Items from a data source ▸

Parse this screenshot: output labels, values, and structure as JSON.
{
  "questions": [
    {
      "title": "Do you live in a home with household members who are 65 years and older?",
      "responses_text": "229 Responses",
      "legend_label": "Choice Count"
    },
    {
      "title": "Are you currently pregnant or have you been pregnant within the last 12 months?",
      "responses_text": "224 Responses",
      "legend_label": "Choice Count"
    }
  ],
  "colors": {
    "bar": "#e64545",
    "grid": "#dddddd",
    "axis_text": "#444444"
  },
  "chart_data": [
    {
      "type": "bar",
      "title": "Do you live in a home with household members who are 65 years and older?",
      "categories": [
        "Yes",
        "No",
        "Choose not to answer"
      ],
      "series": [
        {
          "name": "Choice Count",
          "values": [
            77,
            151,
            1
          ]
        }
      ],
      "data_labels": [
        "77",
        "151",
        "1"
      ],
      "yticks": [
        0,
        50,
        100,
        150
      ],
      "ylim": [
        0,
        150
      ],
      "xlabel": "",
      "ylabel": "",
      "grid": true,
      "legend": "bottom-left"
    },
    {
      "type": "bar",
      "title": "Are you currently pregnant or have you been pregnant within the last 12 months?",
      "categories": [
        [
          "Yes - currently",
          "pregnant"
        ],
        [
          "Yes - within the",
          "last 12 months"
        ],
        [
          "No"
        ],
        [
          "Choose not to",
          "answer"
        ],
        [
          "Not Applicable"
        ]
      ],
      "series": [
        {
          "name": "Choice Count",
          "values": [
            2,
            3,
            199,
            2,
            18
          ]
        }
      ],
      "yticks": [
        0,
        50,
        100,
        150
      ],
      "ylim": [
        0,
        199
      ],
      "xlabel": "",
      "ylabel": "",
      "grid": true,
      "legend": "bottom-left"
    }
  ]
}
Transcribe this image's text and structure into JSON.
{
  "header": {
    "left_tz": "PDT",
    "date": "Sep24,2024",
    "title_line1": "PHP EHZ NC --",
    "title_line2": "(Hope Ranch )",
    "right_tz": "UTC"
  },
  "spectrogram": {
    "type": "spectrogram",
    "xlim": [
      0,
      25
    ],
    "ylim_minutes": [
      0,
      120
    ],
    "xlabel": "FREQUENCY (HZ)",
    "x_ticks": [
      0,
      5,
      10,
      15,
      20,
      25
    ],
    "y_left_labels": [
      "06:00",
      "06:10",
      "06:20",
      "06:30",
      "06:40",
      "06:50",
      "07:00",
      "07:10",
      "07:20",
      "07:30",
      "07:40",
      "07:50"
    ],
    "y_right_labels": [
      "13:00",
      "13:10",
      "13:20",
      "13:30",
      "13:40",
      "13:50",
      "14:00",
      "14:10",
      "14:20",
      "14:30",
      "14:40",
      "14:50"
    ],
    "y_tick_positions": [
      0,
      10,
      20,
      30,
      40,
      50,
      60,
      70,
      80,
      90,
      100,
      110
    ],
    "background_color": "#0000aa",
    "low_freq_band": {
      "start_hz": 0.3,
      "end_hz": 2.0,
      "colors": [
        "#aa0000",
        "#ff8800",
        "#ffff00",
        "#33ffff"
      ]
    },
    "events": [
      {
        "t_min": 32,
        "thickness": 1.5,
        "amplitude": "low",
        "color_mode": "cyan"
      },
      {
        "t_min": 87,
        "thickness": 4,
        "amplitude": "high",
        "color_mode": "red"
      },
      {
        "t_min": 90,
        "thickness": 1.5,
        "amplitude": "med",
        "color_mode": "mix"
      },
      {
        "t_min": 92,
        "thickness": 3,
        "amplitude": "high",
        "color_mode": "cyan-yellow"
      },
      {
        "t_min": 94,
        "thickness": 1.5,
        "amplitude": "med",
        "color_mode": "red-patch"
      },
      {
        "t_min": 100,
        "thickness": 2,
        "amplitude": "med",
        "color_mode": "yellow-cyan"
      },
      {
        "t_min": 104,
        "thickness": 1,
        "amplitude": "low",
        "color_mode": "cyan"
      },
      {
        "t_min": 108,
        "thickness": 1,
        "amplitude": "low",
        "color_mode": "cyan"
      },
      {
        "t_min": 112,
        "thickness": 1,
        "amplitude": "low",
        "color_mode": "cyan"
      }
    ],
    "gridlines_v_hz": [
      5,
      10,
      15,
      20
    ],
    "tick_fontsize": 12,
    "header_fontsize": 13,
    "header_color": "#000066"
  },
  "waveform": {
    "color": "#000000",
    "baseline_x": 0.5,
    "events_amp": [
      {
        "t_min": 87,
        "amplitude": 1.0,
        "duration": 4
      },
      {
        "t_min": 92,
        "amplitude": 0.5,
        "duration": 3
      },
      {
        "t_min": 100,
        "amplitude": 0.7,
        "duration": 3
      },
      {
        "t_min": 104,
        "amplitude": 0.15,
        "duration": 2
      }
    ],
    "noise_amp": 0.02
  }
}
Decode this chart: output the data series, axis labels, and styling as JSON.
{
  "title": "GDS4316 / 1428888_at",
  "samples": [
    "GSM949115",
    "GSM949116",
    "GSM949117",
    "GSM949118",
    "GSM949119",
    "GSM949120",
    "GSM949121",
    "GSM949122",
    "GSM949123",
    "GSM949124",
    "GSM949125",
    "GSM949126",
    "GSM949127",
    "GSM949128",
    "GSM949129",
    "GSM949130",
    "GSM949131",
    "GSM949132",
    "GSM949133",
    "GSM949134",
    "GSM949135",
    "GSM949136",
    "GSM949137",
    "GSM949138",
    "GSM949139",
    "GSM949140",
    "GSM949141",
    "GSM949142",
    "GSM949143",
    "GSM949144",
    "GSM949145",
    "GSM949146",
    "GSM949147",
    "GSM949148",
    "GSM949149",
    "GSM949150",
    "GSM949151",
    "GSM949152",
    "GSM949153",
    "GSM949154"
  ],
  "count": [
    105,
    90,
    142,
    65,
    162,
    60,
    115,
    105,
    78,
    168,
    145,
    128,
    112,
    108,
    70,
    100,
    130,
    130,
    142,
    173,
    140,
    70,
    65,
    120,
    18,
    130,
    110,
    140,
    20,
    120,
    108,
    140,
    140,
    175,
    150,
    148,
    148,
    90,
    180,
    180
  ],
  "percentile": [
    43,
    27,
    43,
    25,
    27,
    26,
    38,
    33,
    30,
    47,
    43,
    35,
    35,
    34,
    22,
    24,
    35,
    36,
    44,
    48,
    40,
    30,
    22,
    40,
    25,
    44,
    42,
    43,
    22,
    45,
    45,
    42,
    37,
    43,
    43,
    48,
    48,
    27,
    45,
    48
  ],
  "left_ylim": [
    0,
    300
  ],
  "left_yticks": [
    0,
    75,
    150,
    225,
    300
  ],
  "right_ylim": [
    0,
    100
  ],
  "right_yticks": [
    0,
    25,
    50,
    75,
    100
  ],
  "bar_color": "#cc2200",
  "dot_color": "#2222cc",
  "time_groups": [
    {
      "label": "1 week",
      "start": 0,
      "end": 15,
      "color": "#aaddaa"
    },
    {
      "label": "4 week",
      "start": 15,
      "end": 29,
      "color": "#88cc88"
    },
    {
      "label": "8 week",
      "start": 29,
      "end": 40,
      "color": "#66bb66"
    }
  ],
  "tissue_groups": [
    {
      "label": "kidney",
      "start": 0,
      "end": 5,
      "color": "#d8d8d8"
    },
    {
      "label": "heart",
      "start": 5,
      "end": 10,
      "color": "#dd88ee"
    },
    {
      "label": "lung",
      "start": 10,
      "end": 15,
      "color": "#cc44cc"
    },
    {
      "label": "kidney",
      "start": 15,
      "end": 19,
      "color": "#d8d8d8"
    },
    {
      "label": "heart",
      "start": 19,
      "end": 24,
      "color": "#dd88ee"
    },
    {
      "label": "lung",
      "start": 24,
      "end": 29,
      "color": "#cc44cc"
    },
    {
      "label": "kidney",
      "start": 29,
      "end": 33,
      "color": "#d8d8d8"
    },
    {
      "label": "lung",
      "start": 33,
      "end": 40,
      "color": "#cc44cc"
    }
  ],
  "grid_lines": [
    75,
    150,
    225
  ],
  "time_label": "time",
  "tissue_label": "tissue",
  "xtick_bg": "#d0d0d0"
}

Written problem ▸ List all lines in the material containing the string "week".

Final result ▸
      "label": "1 week",
      "label": "4 week",
      "label": "8 week",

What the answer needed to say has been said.